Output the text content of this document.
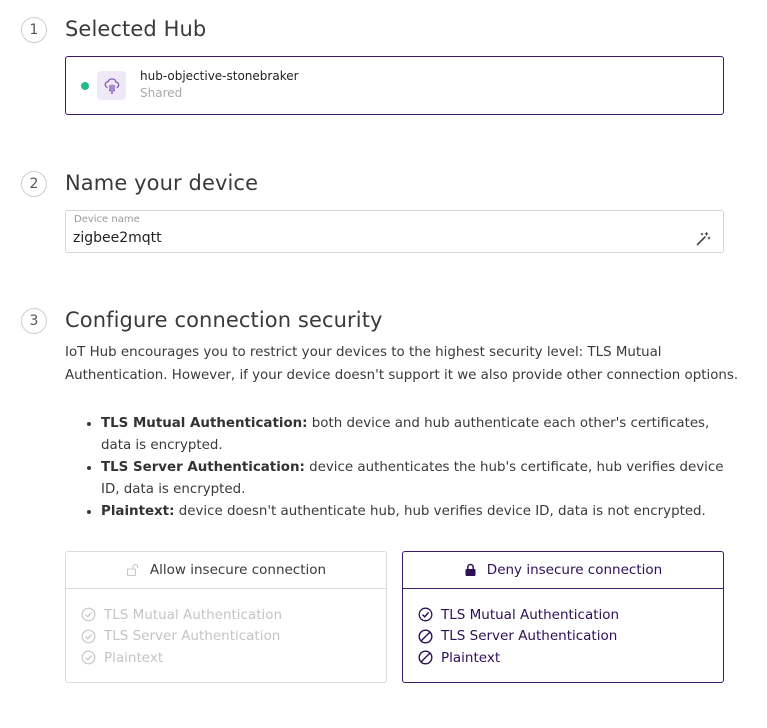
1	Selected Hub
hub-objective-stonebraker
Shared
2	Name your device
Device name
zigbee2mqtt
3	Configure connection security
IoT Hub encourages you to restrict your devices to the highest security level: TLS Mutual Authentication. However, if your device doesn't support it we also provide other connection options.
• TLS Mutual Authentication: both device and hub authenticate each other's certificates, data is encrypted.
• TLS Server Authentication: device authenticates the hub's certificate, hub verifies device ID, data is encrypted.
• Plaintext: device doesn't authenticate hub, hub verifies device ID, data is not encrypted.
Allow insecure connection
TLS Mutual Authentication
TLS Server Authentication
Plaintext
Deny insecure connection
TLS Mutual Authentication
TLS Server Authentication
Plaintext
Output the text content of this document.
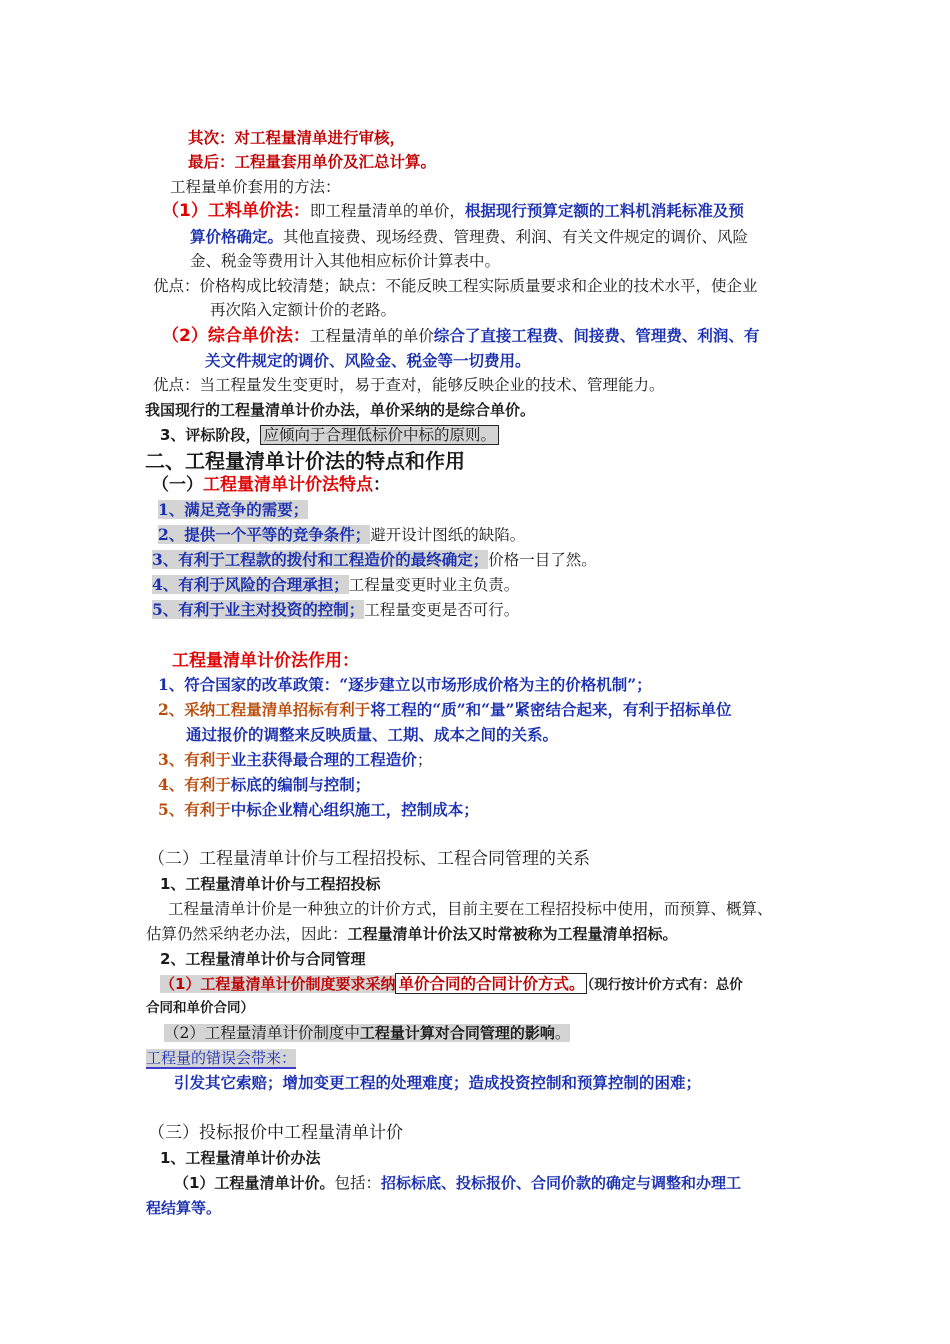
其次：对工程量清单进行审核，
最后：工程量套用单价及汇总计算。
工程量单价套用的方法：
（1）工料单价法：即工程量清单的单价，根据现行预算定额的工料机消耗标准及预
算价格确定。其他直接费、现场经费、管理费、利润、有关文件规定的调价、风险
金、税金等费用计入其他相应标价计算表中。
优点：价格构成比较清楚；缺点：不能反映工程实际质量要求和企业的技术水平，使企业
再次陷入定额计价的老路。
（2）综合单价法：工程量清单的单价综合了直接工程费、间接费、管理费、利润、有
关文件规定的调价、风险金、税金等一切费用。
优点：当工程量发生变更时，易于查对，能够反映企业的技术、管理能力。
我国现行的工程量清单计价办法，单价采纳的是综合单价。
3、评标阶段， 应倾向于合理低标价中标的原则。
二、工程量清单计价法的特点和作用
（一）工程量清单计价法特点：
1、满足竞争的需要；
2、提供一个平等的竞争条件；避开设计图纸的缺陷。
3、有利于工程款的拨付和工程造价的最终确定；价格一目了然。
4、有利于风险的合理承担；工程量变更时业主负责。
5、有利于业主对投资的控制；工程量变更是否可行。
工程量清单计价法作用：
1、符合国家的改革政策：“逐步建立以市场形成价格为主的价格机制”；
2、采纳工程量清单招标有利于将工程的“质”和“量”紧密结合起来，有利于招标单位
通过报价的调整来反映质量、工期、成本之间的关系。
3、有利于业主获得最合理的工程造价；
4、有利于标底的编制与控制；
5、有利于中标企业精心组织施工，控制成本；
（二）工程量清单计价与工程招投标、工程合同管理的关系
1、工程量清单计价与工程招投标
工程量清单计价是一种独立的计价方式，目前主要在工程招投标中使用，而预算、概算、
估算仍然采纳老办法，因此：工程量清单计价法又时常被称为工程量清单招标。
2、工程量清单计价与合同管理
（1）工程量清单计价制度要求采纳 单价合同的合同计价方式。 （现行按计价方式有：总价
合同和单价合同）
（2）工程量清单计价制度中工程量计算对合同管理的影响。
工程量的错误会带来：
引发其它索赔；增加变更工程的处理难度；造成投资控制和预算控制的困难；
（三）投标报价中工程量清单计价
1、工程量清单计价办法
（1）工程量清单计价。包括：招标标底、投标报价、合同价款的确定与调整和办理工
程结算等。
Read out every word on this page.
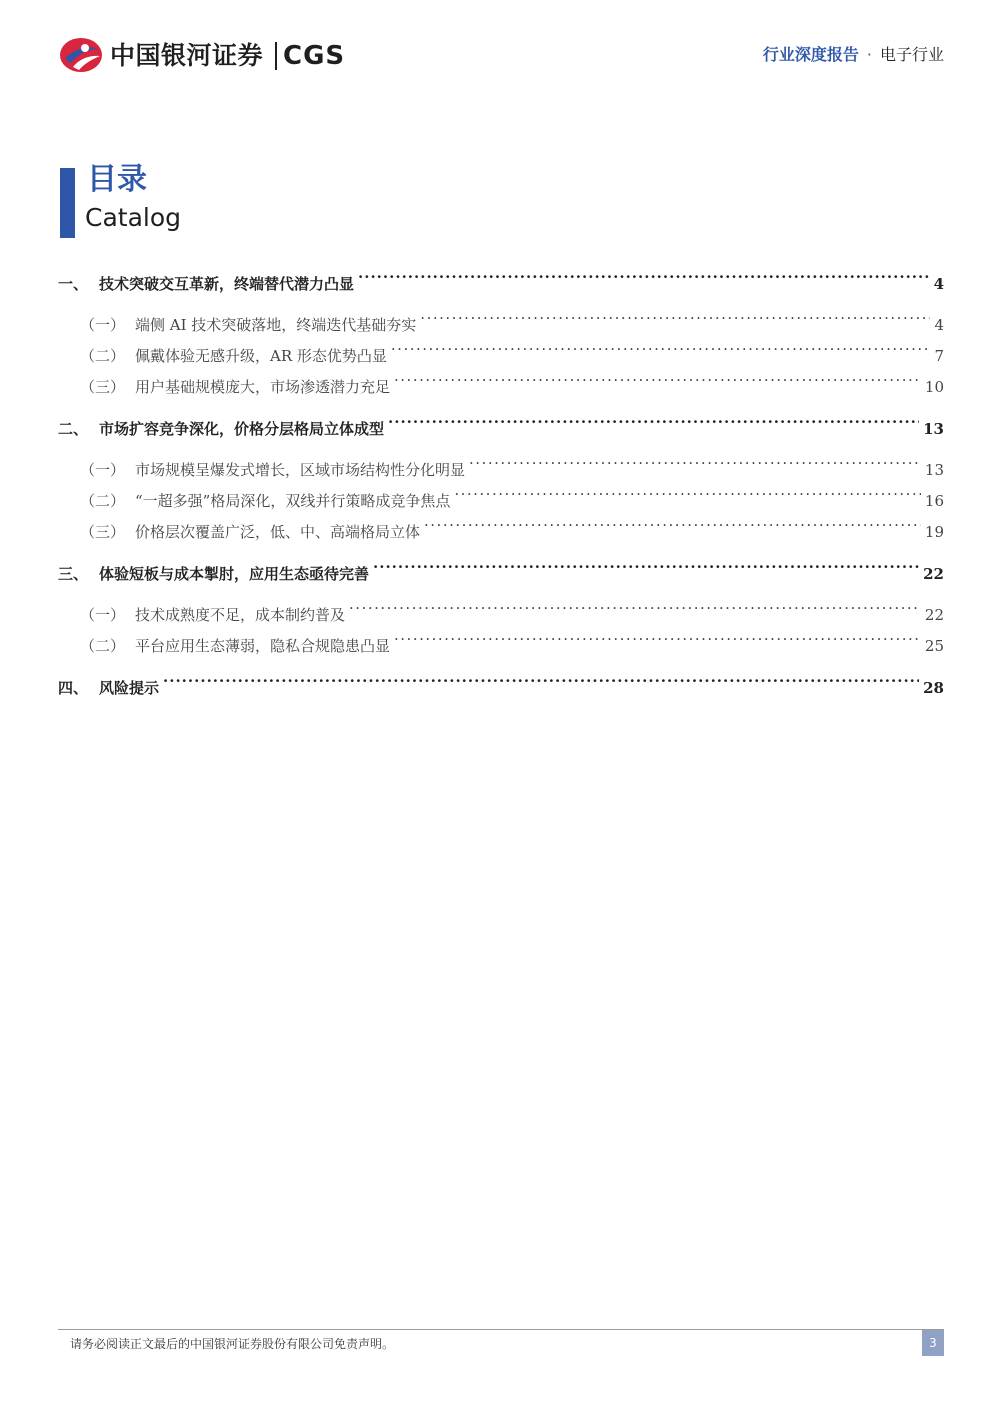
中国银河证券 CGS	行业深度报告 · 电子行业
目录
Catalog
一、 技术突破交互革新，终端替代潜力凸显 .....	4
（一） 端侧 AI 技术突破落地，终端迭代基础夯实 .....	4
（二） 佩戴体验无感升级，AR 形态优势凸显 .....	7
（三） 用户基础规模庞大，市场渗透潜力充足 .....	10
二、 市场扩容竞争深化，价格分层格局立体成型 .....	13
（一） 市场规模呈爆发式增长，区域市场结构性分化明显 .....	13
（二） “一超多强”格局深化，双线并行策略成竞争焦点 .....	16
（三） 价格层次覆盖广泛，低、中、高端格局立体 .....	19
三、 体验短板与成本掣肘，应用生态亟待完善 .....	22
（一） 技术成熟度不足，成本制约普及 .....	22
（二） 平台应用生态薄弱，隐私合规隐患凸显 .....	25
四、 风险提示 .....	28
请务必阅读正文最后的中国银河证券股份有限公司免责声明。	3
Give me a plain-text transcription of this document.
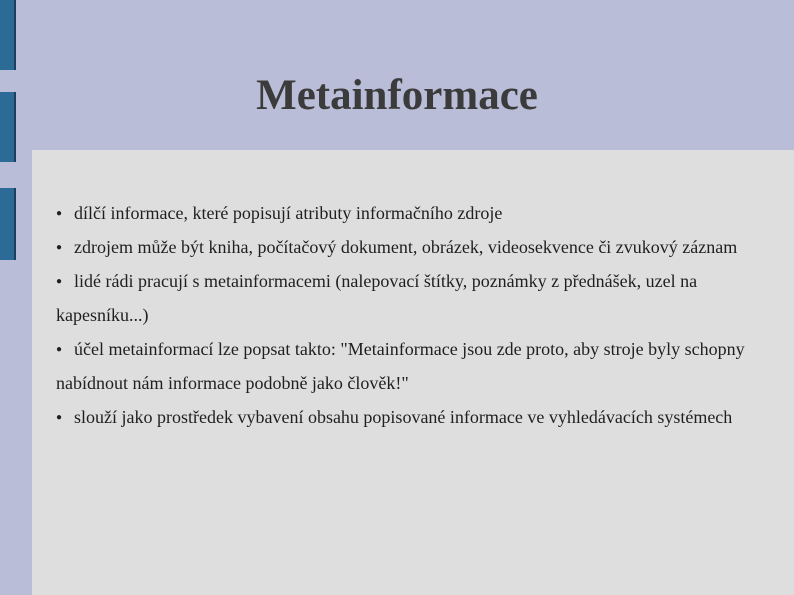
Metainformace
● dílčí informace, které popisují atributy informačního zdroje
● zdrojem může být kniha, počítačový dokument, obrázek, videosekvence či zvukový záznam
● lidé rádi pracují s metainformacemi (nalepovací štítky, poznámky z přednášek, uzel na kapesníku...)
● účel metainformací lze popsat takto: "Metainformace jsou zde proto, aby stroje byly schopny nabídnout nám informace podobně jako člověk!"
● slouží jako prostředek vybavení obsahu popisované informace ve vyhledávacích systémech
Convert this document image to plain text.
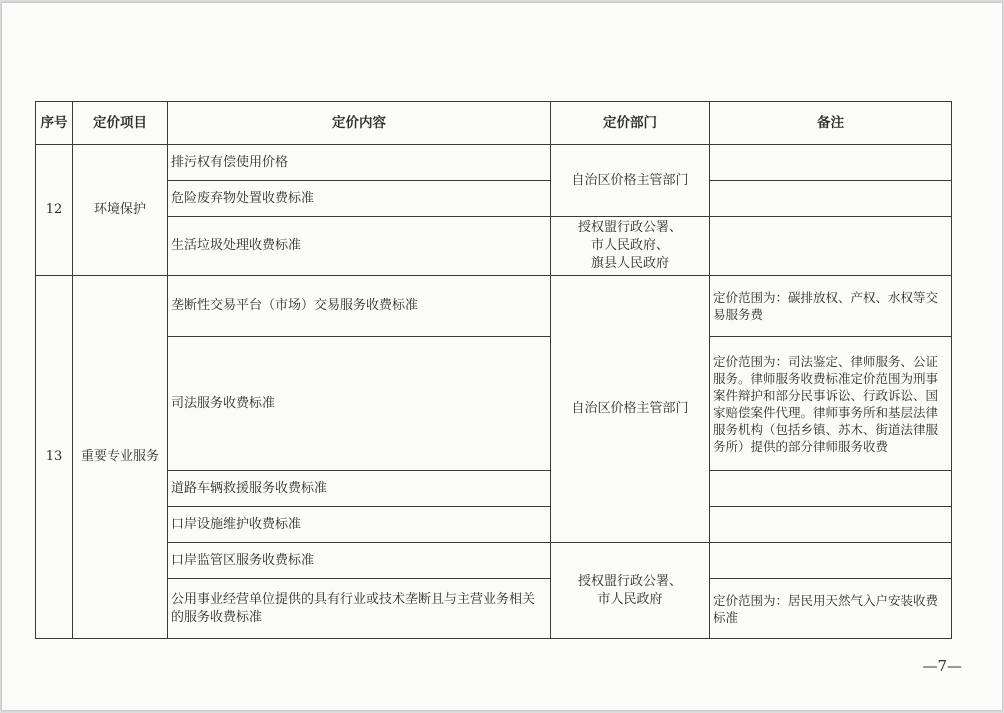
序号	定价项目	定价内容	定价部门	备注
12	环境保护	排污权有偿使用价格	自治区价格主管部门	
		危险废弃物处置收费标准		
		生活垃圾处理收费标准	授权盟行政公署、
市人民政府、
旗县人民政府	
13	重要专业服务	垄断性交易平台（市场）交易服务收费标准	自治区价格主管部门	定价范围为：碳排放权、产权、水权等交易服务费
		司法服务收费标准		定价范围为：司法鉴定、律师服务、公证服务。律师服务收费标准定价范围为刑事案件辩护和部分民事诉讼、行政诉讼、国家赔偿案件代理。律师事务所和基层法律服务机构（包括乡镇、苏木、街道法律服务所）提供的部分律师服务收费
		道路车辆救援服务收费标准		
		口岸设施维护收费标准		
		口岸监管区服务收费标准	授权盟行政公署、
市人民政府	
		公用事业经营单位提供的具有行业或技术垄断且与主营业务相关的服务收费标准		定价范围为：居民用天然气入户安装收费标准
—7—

*TASK TO COMPLETE*
Show every line in the entries where the string "工程量清单计价与工程招投标" occurs.

*THE ANSWER*
（二）工程量清单计价与工程招投标、工程合同管理的关系
1、工程量清单计价与工程招投标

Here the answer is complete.